** MATERIAL TO PROCESS **
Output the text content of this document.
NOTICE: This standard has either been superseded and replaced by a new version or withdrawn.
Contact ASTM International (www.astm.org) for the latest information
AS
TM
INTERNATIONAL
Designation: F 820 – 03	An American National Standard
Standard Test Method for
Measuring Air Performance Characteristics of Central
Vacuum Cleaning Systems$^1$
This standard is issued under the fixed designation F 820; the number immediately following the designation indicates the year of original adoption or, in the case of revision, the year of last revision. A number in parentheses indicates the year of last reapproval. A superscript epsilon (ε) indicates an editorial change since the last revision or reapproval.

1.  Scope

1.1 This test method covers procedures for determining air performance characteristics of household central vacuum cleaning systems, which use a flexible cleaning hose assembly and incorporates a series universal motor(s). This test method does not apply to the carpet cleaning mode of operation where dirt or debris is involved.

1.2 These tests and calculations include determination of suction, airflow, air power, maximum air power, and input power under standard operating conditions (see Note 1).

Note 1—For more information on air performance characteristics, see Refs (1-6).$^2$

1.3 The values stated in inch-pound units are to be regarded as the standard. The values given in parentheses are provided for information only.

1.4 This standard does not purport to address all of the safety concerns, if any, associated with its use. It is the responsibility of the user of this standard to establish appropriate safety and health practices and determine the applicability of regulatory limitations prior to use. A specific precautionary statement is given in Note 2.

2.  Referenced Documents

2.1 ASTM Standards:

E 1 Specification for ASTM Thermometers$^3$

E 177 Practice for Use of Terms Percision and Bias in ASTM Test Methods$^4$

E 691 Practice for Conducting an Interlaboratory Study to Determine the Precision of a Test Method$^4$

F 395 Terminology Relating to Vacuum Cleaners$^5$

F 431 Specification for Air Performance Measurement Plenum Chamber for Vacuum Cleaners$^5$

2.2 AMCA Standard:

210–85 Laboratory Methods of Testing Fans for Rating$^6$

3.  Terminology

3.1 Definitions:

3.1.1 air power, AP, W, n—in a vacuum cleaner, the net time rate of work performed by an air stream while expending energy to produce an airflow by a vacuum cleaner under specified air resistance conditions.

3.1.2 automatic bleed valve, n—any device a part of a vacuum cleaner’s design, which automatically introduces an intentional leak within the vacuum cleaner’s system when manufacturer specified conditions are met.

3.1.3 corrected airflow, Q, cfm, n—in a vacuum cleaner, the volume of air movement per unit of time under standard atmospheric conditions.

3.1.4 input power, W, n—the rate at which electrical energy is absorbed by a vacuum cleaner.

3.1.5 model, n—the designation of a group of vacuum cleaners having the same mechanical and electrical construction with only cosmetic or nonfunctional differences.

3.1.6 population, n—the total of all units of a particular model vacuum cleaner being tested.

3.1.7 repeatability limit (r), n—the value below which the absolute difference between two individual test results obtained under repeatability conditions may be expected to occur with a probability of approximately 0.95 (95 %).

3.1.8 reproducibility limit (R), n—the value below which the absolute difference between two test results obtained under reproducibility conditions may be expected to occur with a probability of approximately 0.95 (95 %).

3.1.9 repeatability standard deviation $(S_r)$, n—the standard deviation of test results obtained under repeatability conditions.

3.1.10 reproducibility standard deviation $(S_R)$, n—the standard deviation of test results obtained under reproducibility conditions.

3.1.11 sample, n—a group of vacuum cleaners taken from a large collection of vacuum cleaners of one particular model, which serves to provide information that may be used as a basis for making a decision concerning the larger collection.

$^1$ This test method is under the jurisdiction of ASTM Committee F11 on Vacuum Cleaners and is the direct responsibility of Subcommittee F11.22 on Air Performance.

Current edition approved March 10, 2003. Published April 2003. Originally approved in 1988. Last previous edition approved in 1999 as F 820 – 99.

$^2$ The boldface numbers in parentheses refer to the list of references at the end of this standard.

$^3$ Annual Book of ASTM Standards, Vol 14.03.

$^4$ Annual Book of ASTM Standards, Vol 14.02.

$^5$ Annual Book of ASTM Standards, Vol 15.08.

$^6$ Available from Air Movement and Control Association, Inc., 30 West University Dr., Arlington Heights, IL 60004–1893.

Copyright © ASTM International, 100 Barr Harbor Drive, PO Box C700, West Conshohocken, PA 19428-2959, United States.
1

** WHAT IS EXPECTED **
Pull out each line containing the word "obtained" and copy it.

** REPLY **
3.1.7 repeatability limit (r), n—the value below which the absolute difference between two individual test results obtained under repeatability conditions may be expected to occur with a probability of approximately 0.95 (95 %).
3.1.8 reproducibility limit (R), n—the value below which the absolute difference between two test results obtained under reproducibility conditions may be expected to occur with a probability of approximately 0.95 (95 %).
3.1.9 repeatability standard deviation $(S_r)$, n—the standard deviation of test results obtained under repeatability conditions.
3.1.10 reproducibility standard deviation $(S_R)$, n—the standard deviation of test results obtained under reproducibility conditions.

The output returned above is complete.